-- BEGIN GIVEN DATA --

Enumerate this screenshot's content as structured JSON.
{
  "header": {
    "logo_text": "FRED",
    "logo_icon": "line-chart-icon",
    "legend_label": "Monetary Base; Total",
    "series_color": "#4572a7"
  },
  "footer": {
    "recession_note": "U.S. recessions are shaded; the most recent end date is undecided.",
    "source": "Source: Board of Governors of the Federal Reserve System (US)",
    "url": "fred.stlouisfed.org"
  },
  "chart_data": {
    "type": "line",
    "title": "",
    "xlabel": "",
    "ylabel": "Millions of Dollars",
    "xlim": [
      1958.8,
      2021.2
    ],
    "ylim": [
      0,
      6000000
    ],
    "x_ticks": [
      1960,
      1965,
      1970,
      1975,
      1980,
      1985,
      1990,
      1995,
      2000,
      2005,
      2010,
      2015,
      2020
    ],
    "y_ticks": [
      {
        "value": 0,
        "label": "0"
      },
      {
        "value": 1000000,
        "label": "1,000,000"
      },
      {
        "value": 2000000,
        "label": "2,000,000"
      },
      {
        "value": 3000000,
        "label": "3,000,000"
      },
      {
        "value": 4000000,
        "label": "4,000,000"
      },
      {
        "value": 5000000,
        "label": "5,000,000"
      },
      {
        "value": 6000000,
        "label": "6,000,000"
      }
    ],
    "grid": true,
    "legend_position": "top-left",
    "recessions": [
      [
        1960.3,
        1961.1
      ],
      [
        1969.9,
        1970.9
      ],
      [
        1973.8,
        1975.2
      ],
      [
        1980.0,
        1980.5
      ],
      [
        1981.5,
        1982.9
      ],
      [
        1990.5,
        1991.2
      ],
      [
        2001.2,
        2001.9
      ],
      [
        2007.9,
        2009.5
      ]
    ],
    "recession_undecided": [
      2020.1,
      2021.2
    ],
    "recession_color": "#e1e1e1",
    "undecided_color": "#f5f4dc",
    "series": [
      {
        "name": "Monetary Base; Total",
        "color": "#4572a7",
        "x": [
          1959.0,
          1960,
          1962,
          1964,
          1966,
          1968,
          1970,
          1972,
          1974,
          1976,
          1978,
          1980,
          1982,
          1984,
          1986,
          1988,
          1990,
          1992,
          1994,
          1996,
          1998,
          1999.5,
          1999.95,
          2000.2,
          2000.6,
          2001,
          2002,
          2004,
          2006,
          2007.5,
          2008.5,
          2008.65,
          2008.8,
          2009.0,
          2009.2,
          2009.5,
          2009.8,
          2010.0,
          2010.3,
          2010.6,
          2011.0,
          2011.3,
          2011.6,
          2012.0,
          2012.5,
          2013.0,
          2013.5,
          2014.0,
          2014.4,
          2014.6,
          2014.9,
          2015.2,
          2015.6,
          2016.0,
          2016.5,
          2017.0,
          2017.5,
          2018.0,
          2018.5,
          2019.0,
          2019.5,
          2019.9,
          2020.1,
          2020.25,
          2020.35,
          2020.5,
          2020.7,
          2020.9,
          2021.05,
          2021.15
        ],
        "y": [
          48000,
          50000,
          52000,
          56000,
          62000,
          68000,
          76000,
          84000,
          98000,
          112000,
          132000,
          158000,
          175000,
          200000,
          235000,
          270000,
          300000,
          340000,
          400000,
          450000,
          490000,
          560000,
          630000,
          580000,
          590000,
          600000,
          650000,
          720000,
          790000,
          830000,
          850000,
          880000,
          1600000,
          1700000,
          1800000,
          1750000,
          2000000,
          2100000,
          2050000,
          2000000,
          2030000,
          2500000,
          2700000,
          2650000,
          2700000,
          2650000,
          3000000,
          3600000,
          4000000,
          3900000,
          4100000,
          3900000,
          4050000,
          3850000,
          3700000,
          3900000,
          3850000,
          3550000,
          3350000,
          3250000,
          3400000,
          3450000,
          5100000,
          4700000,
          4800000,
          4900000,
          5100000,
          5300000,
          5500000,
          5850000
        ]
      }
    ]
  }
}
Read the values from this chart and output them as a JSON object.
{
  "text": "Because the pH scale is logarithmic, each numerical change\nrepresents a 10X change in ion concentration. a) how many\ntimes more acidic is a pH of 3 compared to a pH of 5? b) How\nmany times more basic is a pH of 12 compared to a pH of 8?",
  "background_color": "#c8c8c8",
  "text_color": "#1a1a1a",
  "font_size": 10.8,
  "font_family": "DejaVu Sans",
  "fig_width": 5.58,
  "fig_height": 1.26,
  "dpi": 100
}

-- END GIVEN DATA --

## TASK TO COMPLETE
Return each line of the records above exactly as it reads.

## SOLUTION FOR THIS TASK
Enumerate this screenshot's content as structured JSON.
{
  "header": {
    "logo_text": "FRED",
    "logo_icon": "line-chart-icon",
    "legend_label": "Monetary Base; Total",
    "series_color": "#4572a7"
  },
  "footer": {
    "recession_note": "U.S. recessions are shaded; the most recent end date is undecided.",
    "source": "Source: Board of Governors of the Federal Reserve System (US)",
    "url": "fred.stlouisfed.org"
  },
  "chart_data": {
    "type": "line",
    "title": "",
    "xlabel": "",
    "ylabel": "Millions of Dollars",
    "xlim": [
      1958.8,
      2021.2
    ],
    "ylim": [
      0,
      6000000
    ],
    "x_ticks": [
      1960,
      1965,
      1970,
      1975,
      1980,
      1985,
      1990,
      1995,
      2000,
      2005,
      2010,
      2015,
      2020
    ],
    "y_ticks": [
      {
        "value": 0,
        "label": "0"
      },
      {
        "value": 1000000,
        "label": "1,000,000"
      },
      {
        "value": 2000000,
        "label": "2,000,000"
      },
      {
        "value": 3000000,
        "label": "3,000,000"
      },
      {
        "value": 4000000,
        "label": "4,000,000"
      },
      {
        "value": 5000000,
        "label": "5,000,000"
      },
      {
        "value": 6000000,
        "label": "6,000,000"
      }
    ],
    "grid": true,
    "legend_position": "top-left",
    "recessions": [
      [
        1960.3,
        1961.1
      ],
      [
        1969.9,
        1970.9
      ],
      [
        1973.8,
        1975.2
      ],
      [
        1980.0,
        1980.5
      ],
      [
        1981.5,
        1982.9
      ],
      [
        1990.5,
        1991.2
      ],
      [
        2001.2,
        2001.9
      ],
      [
        2007.9,
        2009.5
      ]
    ],
    "recession_undecided": [
      2020.1,
      2021.2
    ],
    "recession_color": "#e1e1e1",
    "undecided_color": "#f5f4dc",
    "series": [
      {
        "name": "Monetary Base; Total",
        "color": "#4572a7",
        "x": [
          1959.0,
          1960,
          1962,
          1964,
          1966,
          1968,
          1970,
          1972,
          1974,
          1976,
          1978,
          1980,
          1982,
          1984,
          1986,
          1988,
          1990,
          1992,
          1994,
          1996,
          1998,
          1999.5,
          1999.95,
          2000.2,
          2000.6,
          2001,
          2002,
          2004,
          2006,
          2007.5,
          2008.5,
          2008.65,
          2008.8,
          2009.0,
          2009.2,
          2009.5,
          2009.8,
          2010.0,
          2010.3,
          2010.6,
          2011.0,
          2011.3,
          2011.6,
          2012.0,
          2012.5,
          2013.0,
          2013.5,
          2014.0,
          2014.4,
          2014.6,
          2014.9,
          2015.2,
          2015.6,
          2016.0,
          2016.5,
          2017.0,
          2017.5,
          2018.0,
          2018.5,
          2019.0,
          2019.5,
          2019.9,
          2020.1,
          2020.25,
          2020.35,
          2020.5,
          2020.7,
          2020.9,
          2021.05,
          2021.15
        ],
        "y": [
          48000,
          50000,
          52000,
          56000,
          62000,
          68000,
          76000,
          84000,
          98000,
          112000,
          132000,
          158000,
          175000,
          200000,
          235000,
          270000,
          300000,
          340000,
          400000,
          450000,
          490000,
          560000,
          630000,
          580000,
          590000,
          600000,
          650000,
          720000,
          790000,
          830000,
          850000,
          880000,
          1600000,
          1700000,
          1800000,
          1750000,
          2000000,
          2100000,
          2050000,
          2000000,
          2030000,
          2500000,
          2700000,
          2650000,
          2700000,
          2650000,
          3000000,
          3600000,
          4000000,
          3900000,
          4100000,
          3900000,
          4050000,
          3850000,
          3700000,
          3900000,
          3850000,
          3550000,
          3350000,
          3250000,
          3400000,
          3450000,
          5100000,
          4700000,
          4800000,
          4900000,
          5100000,
          5300000,
          5500000,
          5850000
        ]
      }
    ]
  }
}
Read the values from this chart and output them as a JSON object.
{
  "text": "Because the pH scale is logarithmic, each numerical change\nrepresents a 10X change in ion concentration. a) how many\ntimes more acidic is a pH of 3 compared to a pH of 5? b) How\nmany times more basic is a pH of 12 compared to a pH of 8?",
  "background_color": "#c8c8c8",
  "text_color": "#1a1a1a",
  "font_size": 10.8,
  "font_family": "DejaVu Sans",
  "fig_width": 5.58,
  "fig_height": 1.26,
  "dpi": 100
}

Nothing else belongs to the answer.